Copy out all lines that hold "wſſem".
------------------------
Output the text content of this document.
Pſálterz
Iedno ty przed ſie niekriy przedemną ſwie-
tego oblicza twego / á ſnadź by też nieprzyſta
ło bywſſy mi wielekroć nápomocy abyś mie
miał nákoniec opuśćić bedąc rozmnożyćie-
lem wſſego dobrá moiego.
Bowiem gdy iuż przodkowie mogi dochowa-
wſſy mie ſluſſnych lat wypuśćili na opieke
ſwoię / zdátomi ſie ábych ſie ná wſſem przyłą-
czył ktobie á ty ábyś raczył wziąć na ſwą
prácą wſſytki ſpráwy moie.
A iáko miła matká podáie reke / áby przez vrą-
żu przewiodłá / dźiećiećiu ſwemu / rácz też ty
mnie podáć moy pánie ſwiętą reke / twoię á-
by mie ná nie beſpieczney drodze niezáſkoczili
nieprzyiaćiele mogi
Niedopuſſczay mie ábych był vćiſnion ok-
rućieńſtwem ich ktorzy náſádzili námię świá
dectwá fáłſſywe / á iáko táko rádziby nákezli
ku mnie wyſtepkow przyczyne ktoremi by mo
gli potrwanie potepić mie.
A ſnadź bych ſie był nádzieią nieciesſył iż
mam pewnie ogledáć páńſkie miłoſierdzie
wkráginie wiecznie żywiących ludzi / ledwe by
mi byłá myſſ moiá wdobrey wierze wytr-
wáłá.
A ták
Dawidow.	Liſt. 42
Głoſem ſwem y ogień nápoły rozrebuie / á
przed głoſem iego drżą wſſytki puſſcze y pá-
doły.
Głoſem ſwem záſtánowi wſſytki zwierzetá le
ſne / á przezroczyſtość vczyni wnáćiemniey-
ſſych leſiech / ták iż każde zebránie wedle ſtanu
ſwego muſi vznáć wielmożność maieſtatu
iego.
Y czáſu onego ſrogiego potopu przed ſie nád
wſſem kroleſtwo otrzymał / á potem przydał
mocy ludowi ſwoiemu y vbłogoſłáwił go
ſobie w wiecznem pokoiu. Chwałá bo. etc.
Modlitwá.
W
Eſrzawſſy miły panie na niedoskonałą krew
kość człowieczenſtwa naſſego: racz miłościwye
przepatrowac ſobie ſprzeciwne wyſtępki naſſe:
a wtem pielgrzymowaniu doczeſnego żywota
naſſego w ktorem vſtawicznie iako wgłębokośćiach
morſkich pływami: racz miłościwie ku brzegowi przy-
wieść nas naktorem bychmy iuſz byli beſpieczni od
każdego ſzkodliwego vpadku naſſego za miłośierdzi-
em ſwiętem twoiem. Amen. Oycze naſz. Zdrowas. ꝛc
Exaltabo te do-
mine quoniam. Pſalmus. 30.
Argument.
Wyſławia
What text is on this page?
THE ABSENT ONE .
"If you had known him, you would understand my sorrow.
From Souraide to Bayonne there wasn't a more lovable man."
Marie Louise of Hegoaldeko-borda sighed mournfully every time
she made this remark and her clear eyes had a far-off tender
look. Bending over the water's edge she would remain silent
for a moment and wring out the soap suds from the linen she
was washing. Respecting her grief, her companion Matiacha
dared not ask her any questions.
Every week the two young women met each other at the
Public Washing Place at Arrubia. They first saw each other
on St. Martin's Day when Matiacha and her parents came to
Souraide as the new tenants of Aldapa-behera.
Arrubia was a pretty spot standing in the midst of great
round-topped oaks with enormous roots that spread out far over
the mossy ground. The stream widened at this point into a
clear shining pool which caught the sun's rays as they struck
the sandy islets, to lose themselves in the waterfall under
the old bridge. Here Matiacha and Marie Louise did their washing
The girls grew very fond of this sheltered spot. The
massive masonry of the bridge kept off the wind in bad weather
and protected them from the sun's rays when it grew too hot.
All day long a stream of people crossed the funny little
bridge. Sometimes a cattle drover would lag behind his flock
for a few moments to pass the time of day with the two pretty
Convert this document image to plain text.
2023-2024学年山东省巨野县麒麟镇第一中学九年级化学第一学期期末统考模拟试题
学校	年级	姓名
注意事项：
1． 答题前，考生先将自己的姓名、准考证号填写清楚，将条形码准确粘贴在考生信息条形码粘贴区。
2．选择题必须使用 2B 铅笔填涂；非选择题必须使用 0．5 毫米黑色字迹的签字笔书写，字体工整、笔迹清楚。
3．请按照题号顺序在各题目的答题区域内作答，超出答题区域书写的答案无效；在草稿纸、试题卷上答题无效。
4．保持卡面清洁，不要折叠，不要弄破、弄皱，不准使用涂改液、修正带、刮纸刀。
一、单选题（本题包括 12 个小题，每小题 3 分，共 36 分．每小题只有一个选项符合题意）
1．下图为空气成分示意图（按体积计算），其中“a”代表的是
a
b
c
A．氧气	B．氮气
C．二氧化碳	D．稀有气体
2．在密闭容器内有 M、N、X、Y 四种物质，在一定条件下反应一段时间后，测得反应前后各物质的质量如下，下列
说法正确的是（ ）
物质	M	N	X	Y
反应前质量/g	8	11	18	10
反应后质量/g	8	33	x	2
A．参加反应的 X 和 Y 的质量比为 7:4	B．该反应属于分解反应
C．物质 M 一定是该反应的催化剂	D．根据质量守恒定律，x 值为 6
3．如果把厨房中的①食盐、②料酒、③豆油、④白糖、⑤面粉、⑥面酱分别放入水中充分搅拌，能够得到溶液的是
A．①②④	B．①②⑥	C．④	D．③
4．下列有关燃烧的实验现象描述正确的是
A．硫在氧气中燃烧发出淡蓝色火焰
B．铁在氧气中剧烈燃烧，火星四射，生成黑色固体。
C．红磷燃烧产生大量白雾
------------------------
### Solution to this exercise:
ſwoię / zdátomi ſie ábych ſie ná wſſem przyłą-
wſſem kroleſtwo otrzymał / á potem przydał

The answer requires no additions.